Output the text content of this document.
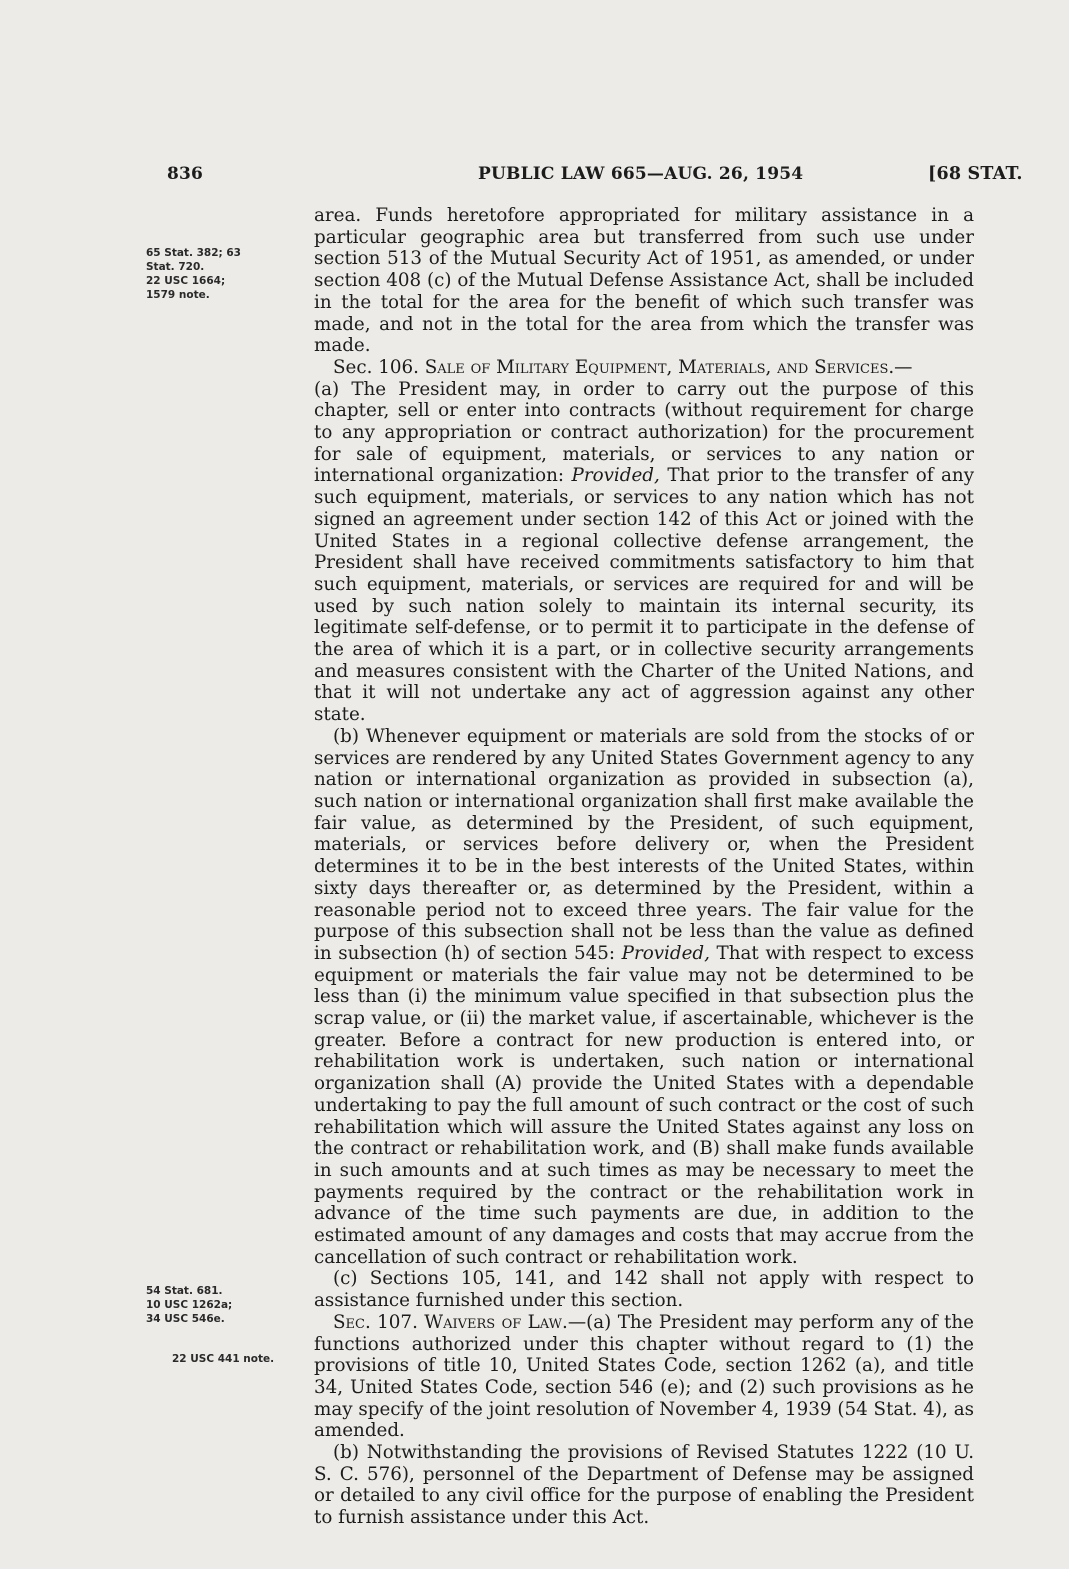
836	PUBLIC LAW 665—AUG. 26, 1954	[68 STAT.
65 Stat. 382; 63
Stat. 720.
22 USC 1664;
1579 note.
54 Stat. 681.
10 USC 1262a;
34 USC 546e.
22 USC 441 note.

area. Funds heretofore appropriated for military assistance in a particular geographic area but transferred from such use under section 513 of the Mutual Security Act of 1951, as amended, or under section 408 (c) of the Mutual Defense Assistance Act, shall be included in the total for the area for the benefit of which such transfer was made, and not in the total for the area from which the transfer was made.

Sec. 106. Sale of Military Equipment, Materials, and Services.—

(a) The President may, in order to carry out the purpose of this chapter, sell or enter into contracts (without requirement for charge to any appropriation or contract authorization) for the procurement for sale of equipment, materials, or services to any nation or international organization: Provided, That prior to the transfer of any such equipment, materials, or services to any nation which has not signed an agreement under section 142 of this Act or joined with the United States in a regional collective defense arrangement, the President shall have received commitments satisfactory to him that such equipment, materials, or services are required for and will be used by such nation solely to maintain its internal security, its legitimate self-defense, or to permit it to participate in the defense of the area of which it is a part, or in collective security arrangements and measures consistent with the Charter of the United Nations, and that it will not undertake any act of aggression against any other state.

(b) Whenever equipment or materials are sold from the stocks of or services are rendered by any United States Government agency to any nation or international organization as provided in subsection (a), such nation or international organization shall first make available the fair value, as determined by the President, of such equipment, materials, or services before delivery or, when the President determines it to be in the best interests of the United States, within sixty days thereafter or, as determined by the President, within a reasonable period not to exceed three years. The fair value for the purpose of this subsection shall not be less than the value as defined in subsection (h) of section 545: Provided, That with respect to excess equipment or materials the fair value may not be determined to be less than (i) the minimum value specified in that subsection plus the scrap value, or (ii) the market value, if ascertainable, whichever is the greater. Before a contract for new production is entered into, or rehabilitation work is undertaken, such nation or international organization shall (A) provide the United States with a dependable undertaking to pay the full amount of such contract or the cost of such rehabilitation which will assure the United States against any loss on the contract or rehabilitation work, and (B) shall make funds available in such amounts and at such times as may be necessary to meet the payments required by the contract or the rehabilitation work in advance of the time such payments are due, in addition to the estimated amount of any damages and costs that may accrue from the cancellation of such contract or rehabilitation work.

(c) Sections 105, 141, and 142 shall not apply with respect to assistance furnished under this section.

Sec. 107. Waivers of Law.—(a) The President may perform any of the functions authorized under this chapter without regard to (1) the provisions of title 10, United States Code, section 1262 (a), and title 34, United States Code, section 546 (e); and (2) such provisions as he may specify of the joint resolution of November 4, 1939 (54 Stat. 4), as amended.

(b) Notwithstanding the provisions of Revised Statutes 1222 (10 U. S. C. 576), personnel of the Department of Defense may be assigned or detailed to any civil office for the purpose of enabling the President to furnish assistance under this Act.
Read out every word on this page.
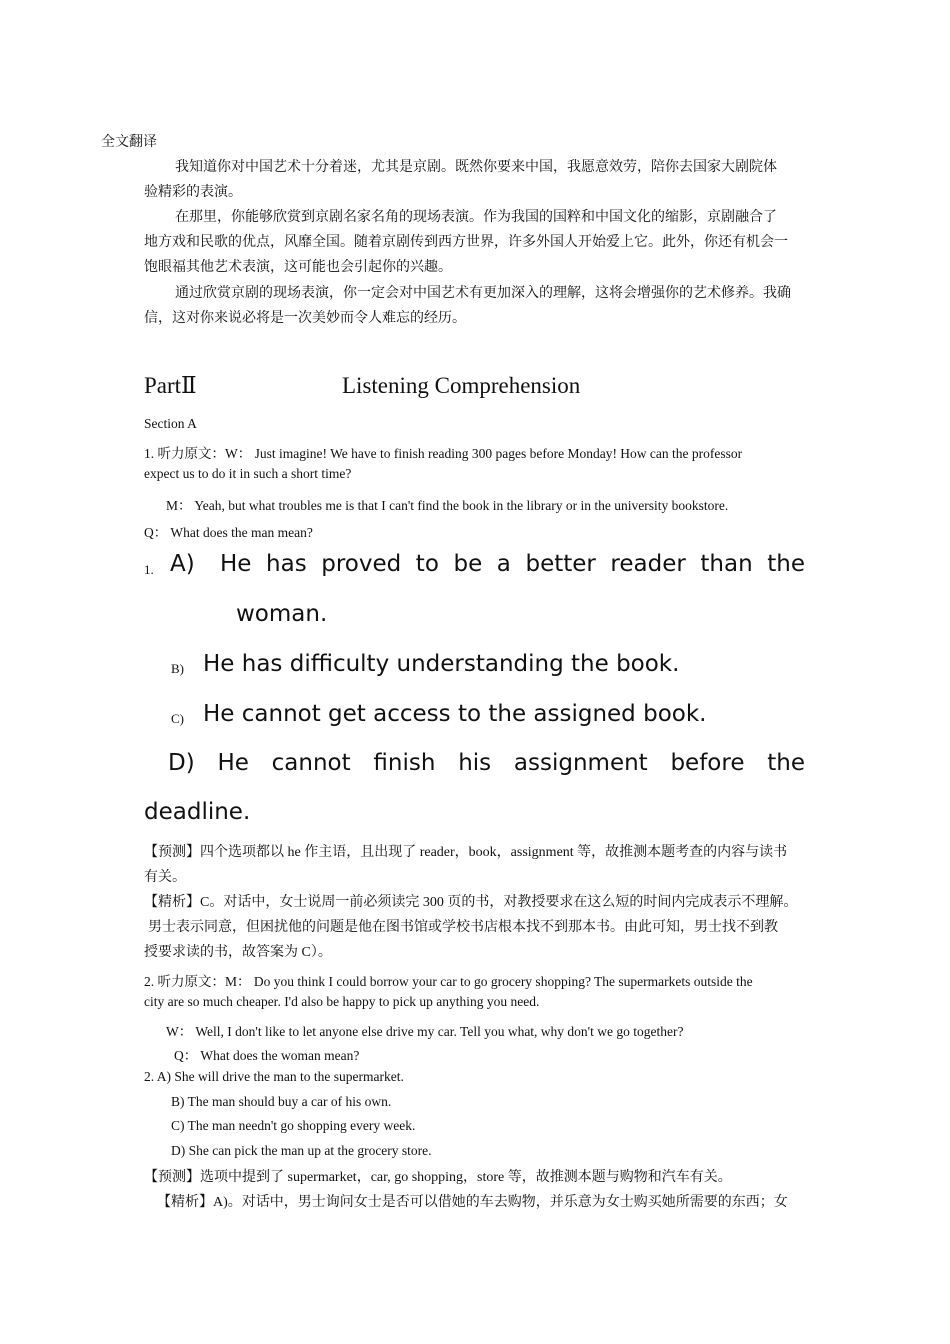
全文翻译
我知道你对中国艺术十分着迷，尤其是京剧。既然你要来中国，我愿意效劳，陪你去国家大剧院体
验精彩的表演。
在那里，你能够欣赏到京剧名家名角的现场表演。作为我国的国粹和中国文化的缩影，京剧融合了
地方戏和民歌的优点，风靡全国。随着京剧传到西方世界，许多外国人开始爱上它。此外，你还有机会一
饱眼福其他艺术表演，这可能也会引起你的兴趣。
通过欣赏京剧的现场表演，你一定会对中国艺术有更加深入的理解，这将会增强你的艺术修养。我确
信，这对你来说必将是一次美妙而令人难忘的经历。
PartⅡ	Listening Comprehension
Section A
1. 听力原文：W： Just imagine! We have to finish reading 300 pages before Monday! How can the professor
expect us to do it in such a short time?
M： Yeah, but what troubles me is that I can't find the book in the library or in the university bookstore.
Q： What does the man mean?
1. A) He has proved to be a better reader than the
woman.
B) He has difficulty understanding the book.
C) He cannot get access to the assigned book.
D) He cannot finish his assignment before the
deadline.
【预测】四个选项都以 he 作主语，且出现了 reader，book，assignment 等，故推测本题考查的内容与读书
有关。
【精析】C。对话中，女士说周一前必须读完 300 页的书，对教授要求在这么短的时间内完成表示不理解。
男士表示同意，但困扰他的问题是他在图书馆或学校书店根本找不到那本书。由此可知，男士找不到教
授要求读的书，故答案为 C）。
2. 听力原文：M： Do you think I could borrow your car to go grocery shopping? The supermarkets outside the
city are so much cheaper. I'd also be happy to pick up anything you need.
W： Well, I don't like to let anyone else drive my car. Tell you what, why don't we go together?
Q： What does the woman mean?
2. A) She will drive the man to the supermarket.
B) The man should buy a car of his own.
C) The man needn't go shopping every week.
D) She can pick the man up at the grocery store.
【预测】选项中提到了 supermarket，car, go shopping，store 等，故推测本题与购物和汽车有关。
【精析】A)。对话中，男士询问女士是否可以借她的车去购物，并乐意为女士购买她所需要的东西；女
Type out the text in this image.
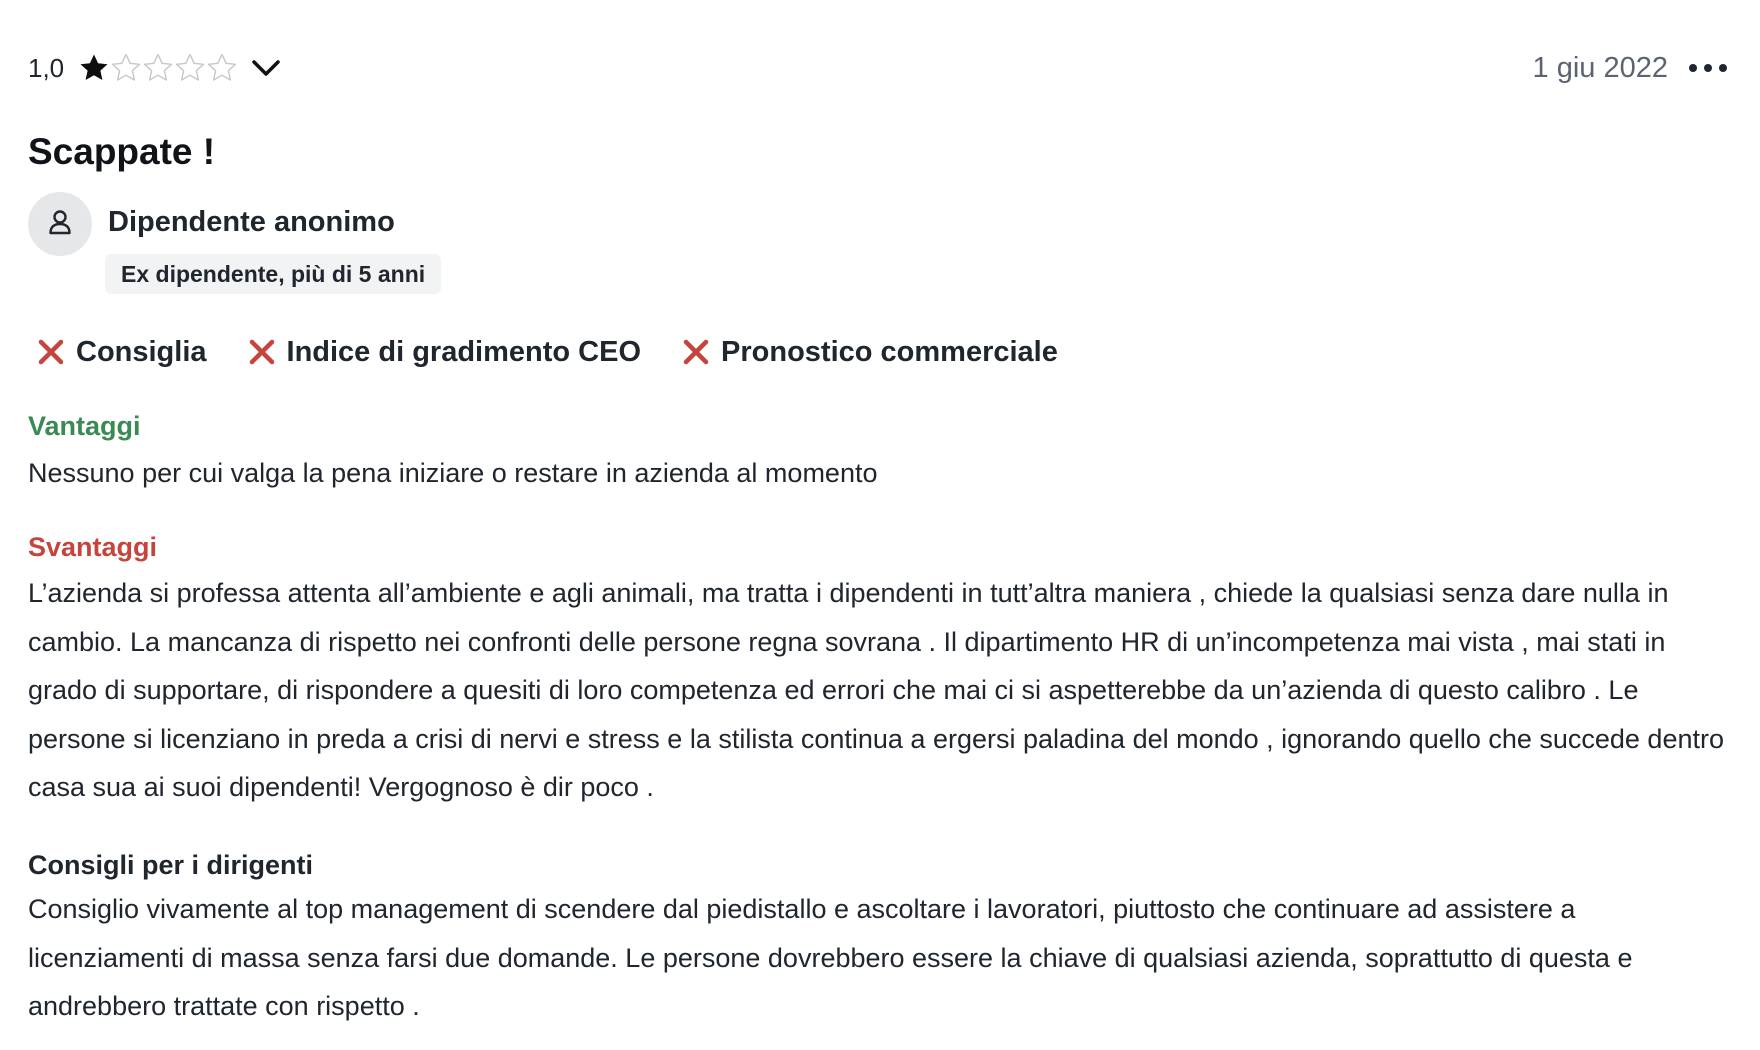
1,0	1 giu 2022
Scappate !
Dipendente anonimo
Ex dipendente, più di 5 anni
Consiglia	Indice di gradimento CEO	Pronostico commerciale
Vantaggi

Nessuno per cui valga la pena iniziare o restare in azienda al momento

Svantaggi

L’azienda si professa attenta all’ambiente e agli animali, ma tratta i dipendenti in tutt’altra maniera , chiede la qualsiasi senza dare nulla in cambio. La mancanza di rispetto nei confronti delle persone regna sovrana . Il dipartimento HR di un’incompetenza mai vista , mai stati in grado di supportare, di rispondere a quesiti di loro competenza ed errori che mai ci si aspetterebbe da un’azienda di questo calibro . Le persone si licenziano in preda a crisi di nervi e stress e la stilista continua a ergersi paladina del mondo , ignorando quello che succede dentro casa sua ai suoi dipendenti! Vergognoso è dir poco .

Consigli per i dirigenti

Consiglio vivamente al top management di scendere dal piedistallo e ascoltare i lavoratori, piuttosto che continuare ad assistere a licenziamenti di massa senza farsi due domande. Le persone dovrebbero essere la chiave di qualsiasi azienda, soprattutto di questa e andrebbero trattate con rispetto .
**********
Quote the entries in full. Any image among them is to be omitted from the copy.

Output the text content of this document.
836	PUBLIC LAW 665—AUG. 26, 1954	[68 STAT.
65 Stat. 382; 63
Stat. 720.
22 USC 1664;
1579 note.
54 Stat. 681.
10 USC 1262a;
34 USC 546e.
22 USC 441 note.

area. Funds heretofore appropriated for military assistance in a particular geographic area but transferred from such use under section 513 of the Mutual Security Act of 1951, as amended, or under section 408 (c) of the Mutual Defense Assistance Act, shall be included in the total for the area for the benefit of which such transfer was made, and not in the total for the area from which the transfer was made.

Sec. 106. Sale of Military Equipment, Materials, and Services.—

(a) The President may, in order to carry out the purpose of this chapter, sell or enter into contracts (without requirement for charge to any appropriation or contract authorization) for the procurement for sale of equipment, materials, or services to any nation or international organization: Provided, That prior to the transfer of any such equipment, materials, or services to any nation which has not signed an agreement under section 142 of this Act or joined with the United States in a regional collective defense arrangement, the President shall have received commitments satisfactory to him that such equipment, materials, or services are required for and will be used by such nation solely to maintain its internal security, its legitimate self-defense, or to permit it to participate in the defense of the area of which it is a part, or in collective security arrangements and measures consistent with the Charter of the United Nations, and that it will not undertake any act of aggression against any other state.

(b) Whenever equipment or materials are sold from the stocks of or services are rendered by any United States Government agency to any nation or international organization as provided in subsection (a), such nation or international organization shall first make available the fair value, as determined by the President, of such equipment, materials, or services before delivery or, when the President determines it to be in the best interests of the United States, within sixty days thereafter or, as determined by the President, within a reasonable period not to exceed three years. The fair value for the purpose of this subsection shall not be less than the value as defined in subsection (h) of section 545: Provided, That with respect to excess equipment or materials the fair value may not be determined to be less than (i) the minimum value specified in that subsection plus the scrap value, or (ii) the market value, if ascertainable, whichever is the greater. Before a contract for new production is entered into, or rehabilitation work is undertaken, such nation or international organization shall (A) provide the United States with a dependable undertaking to pay the full amount of such contract or the cost of such rehabilitation which will assure the United States against any loss on the contract or rehabilitation work, and (B) shall make funds available in such amounts and at such times as may be necessary to meet the payments required by the contract or the rehabilitation work in advance of the time such payments are due, in addition to the estimated amount of any damages and costs that may accrue from the cancellation of such contract or rehabilitation work.

(c) Sections 105, 141, and 142 shall not apply with respect to assistance furnished under this section.

Sec. 107. Waivers of Law.—(a) The President may perform any of the functions authorized under this chapter without regard to (1) the provisions of title 10, United States Code, section 1262 (a), and title 34, United States Code, section 546 (e); and (2) such provisions as he may specify of the joint resolution of November 4, 1939 (54 Stat. 4), as amended.

(b) Notwithstanding the provisions of Revised Statutes 1222 (10 U. S. C. 576), personnel of the Department of Defense may be assigned or detailed to any civil office for the purpose of enabling the President to furnish assistance under this Act.
Read out every word on this page.
全文翻译
我知道你对中国艺术十分着迷，尤其是京剧。既然你要来中国，我愿意效劳，陪你去国家大剧院体
验精彩的表演。
在那里，你能够欣赏到京剧名家名角的现场表演。作为我国的国粹和中国文化的缩影，京剧融合了
地方戏和民歌的优点，风靡全国。随着京剧传到西方世界，许多外国人开始爱上它。此外，你还有机会一
饱眼福其他艺术表演，这可能也会引起你的兴趣。
通过欣赏京剧的现场表演，你一定会对中国艺术有更加深入的理解，这将会增强你的艺术修养。我确
信，这对你来说必将是一次美妙而令人难忘的经历。
PartⅡ	Listening Comprehension
Section A
1. 听力原文：W： Just imagine! We have to finish reading 300 pages before Monday! How can the professor
expect us to do it in such a short time?
M： Yeah, but what troubles me is that I can't find the book in the library or in the university bookstore.
Q： What does the man mean?
1. A) He has proved to be a better reader than the
woman.
B) He has difficulty understanding the book.
C) He cannot get access to the assigned book.
D) He cannot finish his assignment before the
deadline.
【预测】四个选项都以 he 作主语，且出现了 reader，book，assignment 等，故推测本题考查的内容与读书
有关。
【精析】C。对话中，女士说周一前必须读完 300 页的书，对教授要求在这么短的时间内完成表示不理解。
男士表示同意，但困扰他的问题是他在图书馆或学校书店根本找不到那本书。由此可知，男士找不到教
授要求读的书，故答案为 C）。
2. 听力原文：M： Do you think I could borrow your car to go grocery shopping? The supermarkets outside the
city are so much cheaper. I'd also be happy to pick up anything you need.
W： Well, I don't like to let anyone else drive my car. Tell you what, why don't we go together?
Q： What does the woman mean?
2. A) She will drive the man to the supermarket.
B) The man should buy a car of his own.
C) The man needn't go shopping every week.
D) She can pick the man up at the grocery store.
【预测】选项中提到了 supermarket，car, go shopping，store 等，故推测本题与购物和汽车有关。
【精析】A)。对话中，男士询问女士是否可以借她的车去购物，并乐意为女士购买她所需要的东西；女
Type out the text in this image.
1,0	1 giu 2022
Scappate !
Dipendente anonimo
Ex dipendente, più di 5 anni
Consiglia	Indice di gradimento CEO	Pronostico commerciale
Vantaggi

Nessuno per cui valga la pena iniziare o restare in azienda al momento

Svantaggi

L’azienda si professa attenta all’ambiente e agli animali, ma tratta i dipendenti in tutt’altra maniera , chiede la qualsiasi senza dare nulla in cambio. La mancanza di rispetto nei confronti delle persone regna sovrana . Il dipartimento HR di un’incompetenza mai vista , mai stati in grado di supportare, di rispondere a quesiti di loro competenza ed errori che mai ci si aspetterebbe da un’azienda di questo calibro . Le persone si licenziano in preda a crisi di nervi e stress e la stilista continua a ergersi paladina del mondo , ignorando quello che succede dentro casa sua ai suoi dipendenti! Vergognoso è dir poco .

Consigli per i dirigenti

Consiglio vivamente al top management di scendere dal piedistallo e ascoltare i lavoratori, piuttosto che continuare ad assistere a licenziamenti di massa senza farsi due domande. Le persone dovrebbero essere la chiave di qualsiasi azienda, soprattutto di questa e andrebbero trattate con rispetto .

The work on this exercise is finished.